### DATA ROWS

-------

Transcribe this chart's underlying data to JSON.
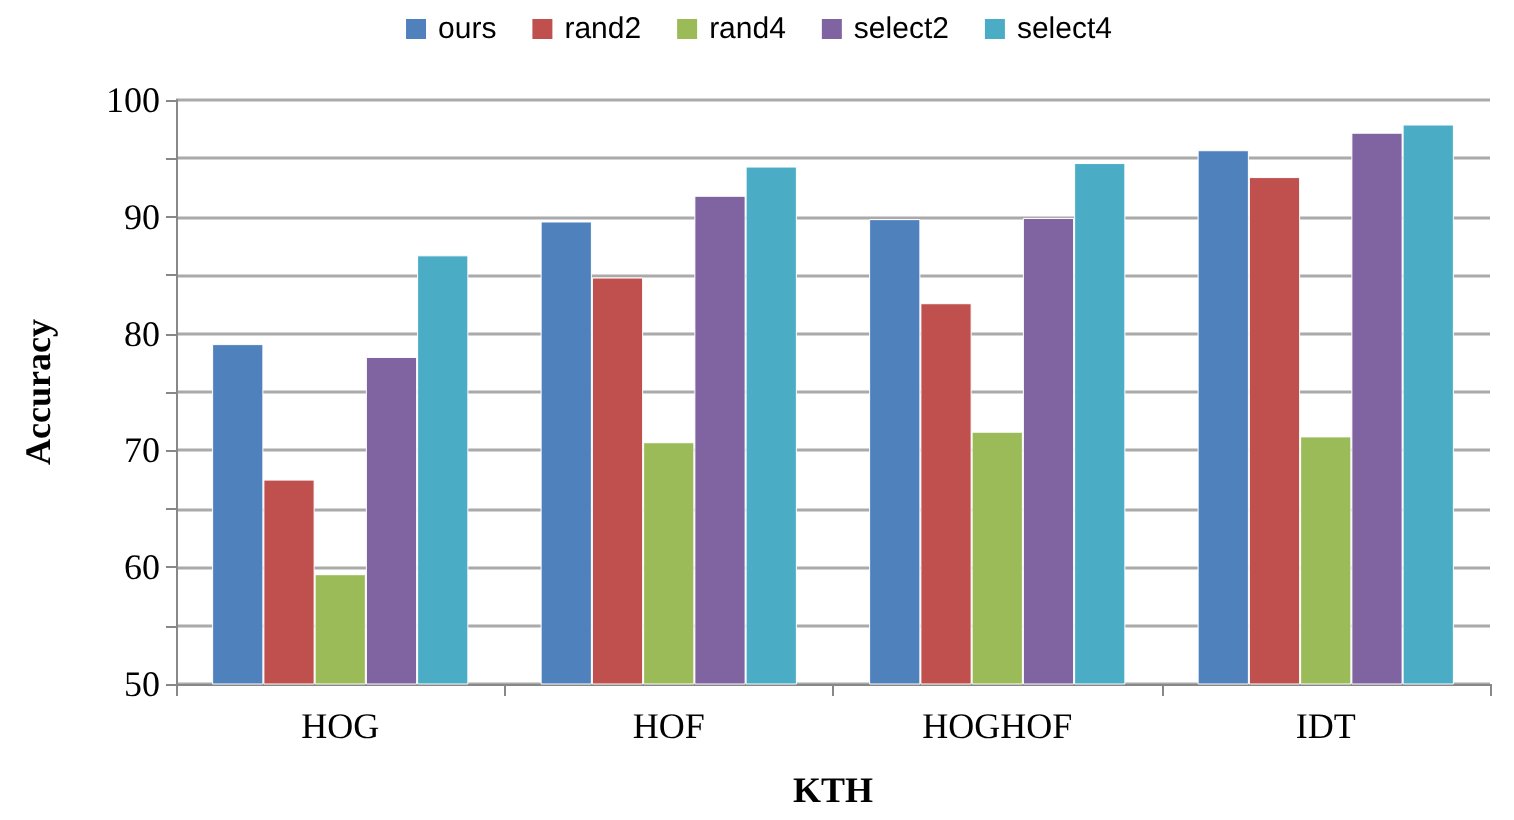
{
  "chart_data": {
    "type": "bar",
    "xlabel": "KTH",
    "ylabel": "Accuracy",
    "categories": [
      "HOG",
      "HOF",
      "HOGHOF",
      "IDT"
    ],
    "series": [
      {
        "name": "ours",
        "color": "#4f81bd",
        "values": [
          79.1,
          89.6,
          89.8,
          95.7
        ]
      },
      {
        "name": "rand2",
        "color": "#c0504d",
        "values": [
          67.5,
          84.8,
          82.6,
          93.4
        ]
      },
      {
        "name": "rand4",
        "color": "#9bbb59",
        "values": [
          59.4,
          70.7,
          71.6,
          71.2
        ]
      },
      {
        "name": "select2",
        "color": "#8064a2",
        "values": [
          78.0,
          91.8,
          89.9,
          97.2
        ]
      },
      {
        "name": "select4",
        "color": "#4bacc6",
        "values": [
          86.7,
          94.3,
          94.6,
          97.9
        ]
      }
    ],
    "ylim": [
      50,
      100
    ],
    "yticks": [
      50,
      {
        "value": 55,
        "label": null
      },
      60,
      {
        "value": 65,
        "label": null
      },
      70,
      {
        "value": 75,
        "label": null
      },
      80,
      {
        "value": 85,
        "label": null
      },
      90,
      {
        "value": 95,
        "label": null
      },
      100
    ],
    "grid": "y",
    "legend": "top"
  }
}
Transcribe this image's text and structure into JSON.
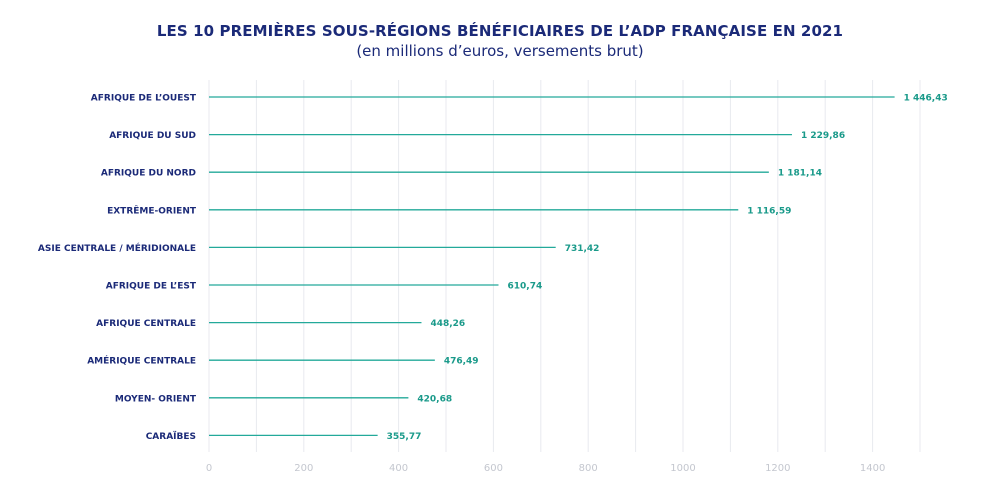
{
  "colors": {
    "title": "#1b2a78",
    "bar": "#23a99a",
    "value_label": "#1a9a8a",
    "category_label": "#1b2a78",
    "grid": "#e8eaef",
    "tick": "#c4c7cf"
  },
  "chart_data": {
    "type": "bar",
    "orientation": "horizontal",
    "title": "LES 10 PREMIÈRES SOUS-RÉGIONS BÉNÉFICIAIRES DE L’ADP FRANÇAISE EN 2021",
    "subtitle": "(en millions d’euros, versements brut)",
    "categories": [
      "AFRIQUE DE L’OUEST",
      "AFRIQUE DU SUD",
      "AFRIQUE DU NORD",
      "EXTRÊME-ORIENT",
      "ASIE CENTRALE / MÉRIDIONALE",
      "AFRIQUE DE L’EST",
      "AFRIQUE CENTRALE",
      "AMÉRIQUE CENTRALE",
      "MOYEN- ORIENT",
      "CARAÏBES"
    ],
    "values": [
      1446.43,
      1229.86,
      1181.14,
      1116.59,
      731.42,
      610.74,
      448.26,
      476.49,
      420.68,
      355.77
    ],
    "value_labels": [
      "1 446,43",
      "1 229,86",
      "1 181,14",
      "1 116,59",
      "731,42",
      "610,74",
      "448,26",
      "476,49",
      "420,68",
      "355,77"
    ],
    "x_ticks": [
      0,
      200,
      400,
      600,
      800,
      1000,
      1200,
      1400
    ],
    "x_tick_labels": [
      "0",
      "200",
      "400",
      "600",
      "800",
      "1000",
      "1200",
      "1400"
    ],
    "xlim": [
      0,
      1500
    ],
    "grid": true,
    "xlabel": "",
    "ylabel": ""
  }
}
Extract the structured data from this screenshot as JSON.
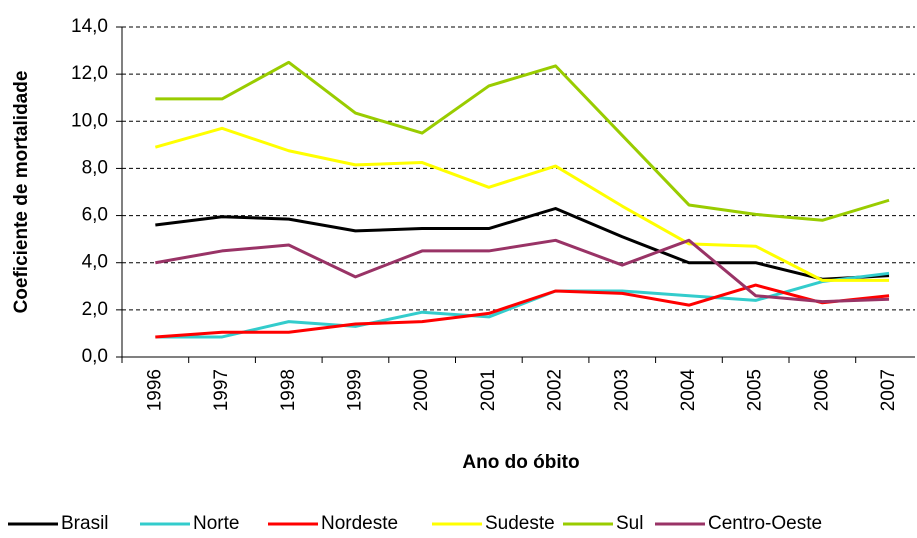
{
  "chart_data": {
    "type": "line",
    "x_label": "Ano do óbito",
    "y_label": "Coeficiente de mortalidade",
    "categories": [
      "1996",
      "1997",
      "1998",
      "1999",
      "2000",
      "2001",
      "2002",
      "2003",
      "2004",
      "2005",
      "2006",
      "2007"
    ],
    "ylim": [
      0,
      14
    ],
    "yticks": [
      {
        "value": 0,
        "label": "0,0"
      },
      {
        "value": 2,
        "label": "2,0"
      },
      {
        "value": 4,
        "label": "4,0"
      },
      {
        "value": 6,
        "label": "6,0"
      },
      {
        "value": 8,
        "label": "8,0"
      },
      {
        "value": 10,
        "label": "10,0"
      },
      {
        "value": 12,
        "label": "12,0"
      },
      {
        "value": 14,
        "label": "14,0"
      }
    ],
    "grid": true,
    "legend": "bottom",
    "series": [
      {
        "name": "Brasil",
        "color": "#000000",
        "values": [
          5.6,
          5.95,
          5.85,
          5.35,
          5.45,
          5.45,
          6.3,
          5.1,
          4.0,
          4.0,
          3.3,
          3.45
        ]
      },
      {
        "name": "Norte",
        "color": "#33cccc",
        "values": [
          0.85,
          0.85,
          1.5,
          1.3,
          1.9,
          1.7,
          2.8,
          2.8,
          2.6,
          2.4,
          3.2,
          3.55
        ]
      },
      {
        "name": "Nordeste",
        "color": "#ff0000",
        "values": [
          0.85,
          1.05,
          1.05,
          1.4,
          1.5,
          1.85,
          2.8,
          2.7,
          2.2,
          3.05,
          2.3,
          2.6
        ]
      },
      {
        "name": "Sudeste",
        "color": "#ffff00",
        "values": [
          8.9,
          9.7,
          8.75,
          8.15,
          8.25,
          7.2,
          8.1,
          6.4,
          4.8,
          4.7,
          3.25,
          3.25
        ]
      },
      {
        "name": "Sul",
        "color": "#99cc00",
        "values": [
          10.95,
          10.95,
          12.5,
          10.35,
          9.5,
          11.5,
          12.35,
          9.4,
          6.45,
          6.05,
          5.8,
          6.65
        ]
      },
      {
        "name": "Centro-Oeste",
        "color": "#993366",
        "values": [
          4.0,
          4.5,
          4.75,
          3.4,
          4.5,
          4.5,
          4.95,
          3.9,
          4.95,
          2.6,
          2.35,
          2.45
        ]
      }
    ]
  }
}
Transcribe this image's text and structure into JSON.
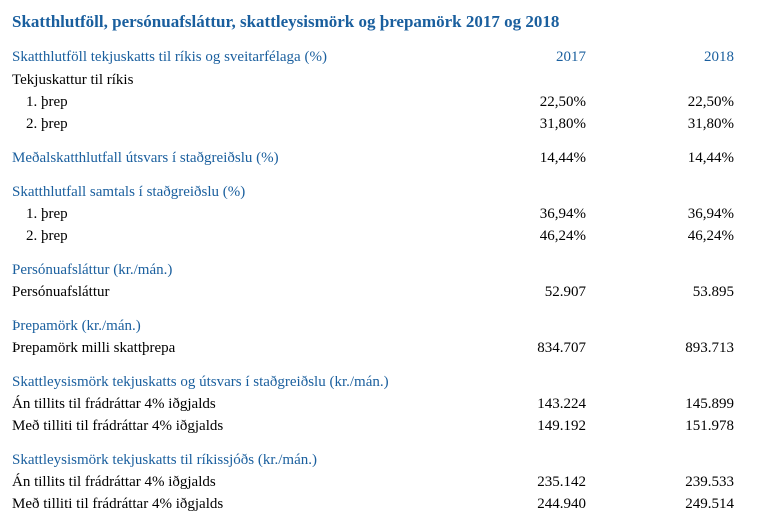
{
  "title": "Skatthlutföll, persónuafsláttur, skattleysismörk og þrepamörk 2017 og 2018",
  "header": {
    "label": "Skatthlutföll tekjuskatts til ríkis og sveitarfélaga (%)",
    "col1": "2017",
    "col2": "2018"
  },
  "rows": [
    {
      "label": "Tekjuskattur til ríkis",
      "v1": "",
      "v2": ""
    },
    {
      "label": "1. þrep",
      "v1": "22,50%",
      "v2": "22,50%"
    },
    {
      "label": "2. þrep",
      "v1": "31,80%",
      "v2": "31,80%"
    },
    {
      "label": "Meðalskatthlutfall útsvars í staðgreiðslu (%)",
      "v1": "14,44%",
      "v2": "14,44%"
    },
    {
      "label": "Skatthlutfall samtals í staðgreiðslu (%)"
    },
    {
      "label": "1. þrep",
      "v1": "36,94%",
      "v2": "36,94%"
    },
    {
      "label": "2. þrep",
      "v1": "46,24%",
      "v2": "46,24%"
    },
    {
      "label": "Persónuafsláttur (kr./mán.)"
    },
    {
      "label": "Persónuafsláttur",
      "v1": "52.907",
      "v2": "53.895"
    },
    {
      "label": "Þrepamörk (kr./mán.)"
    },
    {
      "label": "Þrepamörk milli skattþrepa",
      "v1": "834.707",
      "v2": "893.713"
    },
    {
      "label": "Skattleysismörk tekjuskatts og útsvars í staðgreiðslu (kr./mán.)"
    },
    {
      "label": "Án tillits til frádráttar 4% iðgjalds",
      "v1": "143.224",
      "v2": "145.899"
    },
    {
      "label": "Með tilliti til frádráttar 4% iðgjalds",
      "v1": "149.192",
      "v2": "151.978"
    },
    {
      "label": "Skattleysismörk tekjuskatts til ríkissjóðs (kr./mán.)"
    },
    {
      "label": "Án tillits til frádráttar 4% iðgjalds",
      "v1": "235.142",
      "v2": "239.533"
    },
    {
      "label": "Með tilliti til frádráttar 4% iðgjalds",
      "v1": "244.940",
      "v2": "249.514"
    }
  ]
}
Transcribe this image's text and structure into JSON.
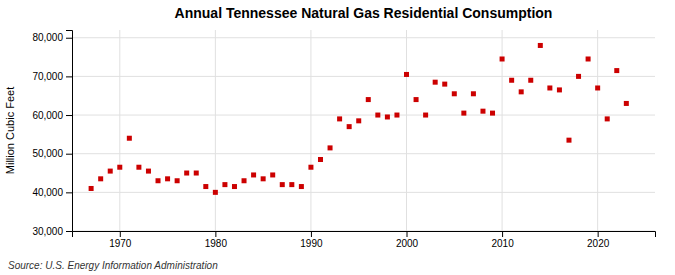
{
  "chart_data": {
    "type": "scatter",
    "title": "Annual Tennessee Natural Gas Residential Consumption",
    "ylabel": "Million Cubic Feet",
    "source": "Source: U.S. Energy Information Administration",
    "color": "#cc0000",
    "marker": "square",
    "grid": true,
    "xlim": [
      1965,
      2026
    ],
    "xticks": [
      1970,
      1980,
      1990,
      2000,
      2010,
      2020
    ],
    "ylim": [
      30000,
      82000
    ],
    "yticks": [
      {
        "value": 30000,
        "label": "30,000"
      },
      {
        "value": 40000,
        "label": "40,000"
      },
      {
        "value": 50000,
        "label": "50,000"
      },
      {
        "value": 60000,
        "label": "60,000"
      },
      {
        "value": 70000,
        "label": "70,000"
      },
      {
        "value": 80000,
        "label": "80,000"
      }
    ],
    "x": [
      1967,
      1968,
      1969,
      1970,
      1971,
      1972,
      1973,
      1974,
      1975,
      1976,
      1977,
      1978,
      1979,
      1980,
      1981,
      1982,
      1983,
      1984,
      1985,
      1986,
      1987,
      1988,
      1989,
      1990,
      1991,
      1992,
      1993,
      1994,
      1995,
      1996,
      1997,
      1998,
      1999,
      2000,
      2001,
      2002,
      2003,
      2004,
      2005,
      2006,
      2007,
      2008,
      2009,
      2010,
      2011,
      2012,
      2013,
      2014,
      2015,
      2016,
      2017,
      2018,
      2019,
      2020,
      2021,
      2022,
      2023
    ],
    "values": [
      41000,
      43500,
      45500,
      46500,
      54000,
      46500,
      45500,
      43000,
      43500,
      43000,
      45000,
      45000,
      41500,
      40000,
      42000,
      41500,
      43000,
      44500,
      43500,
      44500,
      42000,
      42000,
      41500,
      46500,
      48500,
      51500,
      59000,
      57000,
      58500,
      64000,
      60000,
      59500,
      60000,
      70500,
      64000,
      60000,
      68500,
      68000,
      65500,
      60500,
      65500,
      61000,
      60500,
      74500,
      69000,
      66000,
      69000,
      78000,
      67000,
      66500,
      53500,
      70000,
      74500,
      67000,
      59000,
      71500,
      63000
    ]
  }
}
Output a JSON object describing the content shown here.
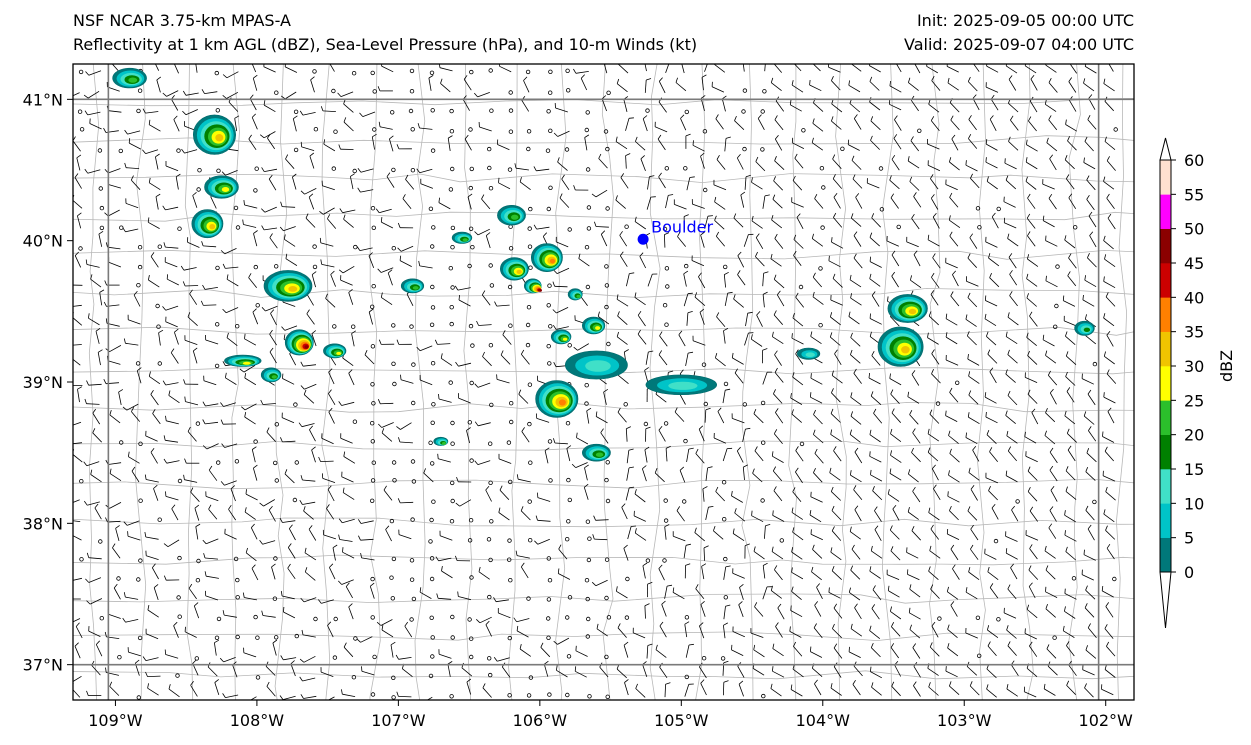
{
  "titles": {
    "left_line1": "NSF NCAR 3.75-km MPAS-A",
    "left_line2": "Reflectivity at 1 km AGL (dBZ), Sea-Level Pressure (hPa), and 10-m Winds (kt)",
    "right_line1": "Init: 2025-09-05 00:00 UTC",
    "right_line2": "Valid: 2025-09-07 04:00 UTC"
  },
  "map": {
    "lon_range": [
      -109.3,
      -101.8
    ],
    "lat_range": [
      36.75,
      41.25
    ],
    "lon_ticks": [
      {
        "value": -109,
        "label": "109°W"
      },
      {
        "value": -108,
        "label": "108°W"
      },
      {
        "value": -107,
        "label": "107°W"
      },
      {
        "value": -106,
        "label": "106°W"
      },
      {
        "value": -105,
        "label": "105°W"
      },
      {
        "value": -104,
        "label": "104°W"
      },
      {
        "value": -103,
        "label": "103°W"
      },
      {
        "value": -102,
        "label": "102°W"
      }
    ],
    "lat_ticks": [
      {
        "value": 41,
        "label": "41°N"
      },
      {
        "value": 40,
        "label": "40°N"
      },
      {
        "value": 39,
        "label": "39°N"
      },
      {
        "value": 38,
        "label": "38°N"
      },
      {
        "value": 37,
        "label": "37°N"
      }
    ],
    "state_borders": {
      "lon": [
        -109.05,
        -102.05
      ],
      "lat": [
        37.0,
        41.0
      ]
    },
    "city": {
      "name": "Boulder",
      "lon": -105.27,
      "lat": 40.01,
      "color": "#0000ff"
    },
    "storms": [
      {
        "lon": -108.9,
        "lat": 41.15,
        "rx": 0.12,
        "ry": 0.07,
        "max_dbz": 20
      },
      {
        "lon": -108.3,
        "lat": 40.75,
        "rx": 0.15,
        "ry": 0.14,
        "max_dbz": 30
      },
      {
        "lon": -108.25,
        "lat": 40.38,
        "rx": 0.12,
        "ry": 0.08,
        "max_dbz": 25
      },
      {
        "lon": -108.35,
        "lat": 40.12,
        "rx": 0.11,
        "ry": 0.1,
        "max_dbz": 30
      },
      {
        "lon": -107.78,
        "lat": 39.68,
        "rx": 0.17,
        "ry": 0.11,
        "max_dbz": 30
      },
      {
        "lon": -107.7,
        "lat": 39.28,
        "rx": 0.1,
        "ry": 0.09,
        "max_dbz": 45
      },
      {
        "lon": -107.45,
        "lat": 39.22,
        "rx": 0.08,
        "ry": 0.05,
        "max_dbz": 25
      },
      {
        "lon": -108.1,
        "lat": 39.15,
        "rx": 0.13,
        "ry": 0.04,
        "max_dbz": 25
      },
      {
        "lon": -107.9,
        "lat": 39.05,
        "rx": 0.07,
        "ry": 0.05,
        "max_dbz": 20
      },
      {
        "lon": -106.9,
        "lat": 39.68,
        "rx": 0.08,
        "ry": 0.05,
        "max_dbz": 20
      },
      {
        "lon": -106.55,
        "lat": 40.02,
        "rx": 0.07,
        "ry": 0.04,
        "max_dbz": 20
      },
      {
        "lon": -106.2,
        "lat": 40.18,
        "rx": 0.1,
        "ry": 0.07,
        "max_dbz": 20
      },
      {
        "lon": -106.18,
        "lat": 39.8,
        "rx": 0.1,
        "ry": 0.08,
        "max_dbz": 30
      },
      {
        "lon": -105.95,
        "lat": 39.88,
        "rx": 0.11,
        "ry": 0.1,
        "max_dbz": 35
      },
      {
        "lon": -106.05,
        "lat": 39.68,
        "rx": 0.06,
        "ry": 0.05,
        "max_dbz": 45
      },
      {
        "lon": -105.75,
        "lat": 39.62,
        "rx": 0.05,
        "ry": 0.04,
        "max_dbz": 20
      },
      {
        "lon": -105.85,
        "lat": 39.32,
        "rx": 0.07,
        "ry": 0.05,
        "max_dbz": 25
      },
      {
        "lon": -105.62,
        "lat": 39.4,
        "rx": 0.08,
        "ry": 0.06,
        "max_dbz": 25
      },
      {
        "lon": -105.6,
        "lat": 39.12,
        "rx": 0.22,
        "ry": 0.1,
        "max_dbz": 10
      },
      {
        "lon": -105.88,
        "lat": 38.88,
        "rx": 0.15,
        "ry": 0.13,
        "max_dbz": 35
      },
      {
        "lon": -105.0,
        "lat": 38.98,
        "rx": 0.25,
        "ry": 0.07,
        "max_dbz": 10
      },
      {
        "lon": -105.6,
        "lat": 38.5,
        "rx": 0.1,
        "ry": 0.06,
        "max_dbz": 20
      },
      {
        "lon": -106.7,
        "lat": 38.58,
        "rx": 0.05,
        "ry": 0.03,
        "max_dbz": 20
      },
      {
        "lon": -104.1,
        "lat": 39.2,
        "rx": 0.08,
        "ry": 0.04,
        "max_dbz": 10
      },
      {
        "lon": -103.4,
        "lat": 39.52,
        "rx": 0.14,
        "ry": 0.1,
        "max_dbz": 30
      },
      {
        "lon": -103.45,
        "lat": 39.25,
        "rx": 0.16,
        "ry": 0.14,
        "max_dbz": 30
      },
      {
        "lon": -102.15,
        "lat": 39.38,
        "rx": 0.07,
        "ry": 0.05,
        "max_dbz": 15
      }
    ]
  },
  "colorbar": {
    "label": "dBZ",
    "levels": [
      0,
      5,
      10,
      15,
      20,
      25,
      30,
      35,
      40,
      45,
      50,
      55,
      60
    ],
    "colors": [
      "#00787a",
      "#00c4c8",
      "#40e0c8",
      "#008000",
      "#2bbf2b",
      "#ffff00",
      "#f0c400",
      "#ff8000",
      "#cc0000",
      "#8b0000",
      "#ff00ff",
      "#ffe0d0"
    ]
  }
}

-------

### GIVEN TASK
Give the count of lines that hold the word "staðgreiðslu", with nothing added.

### TASK OUTPUT
3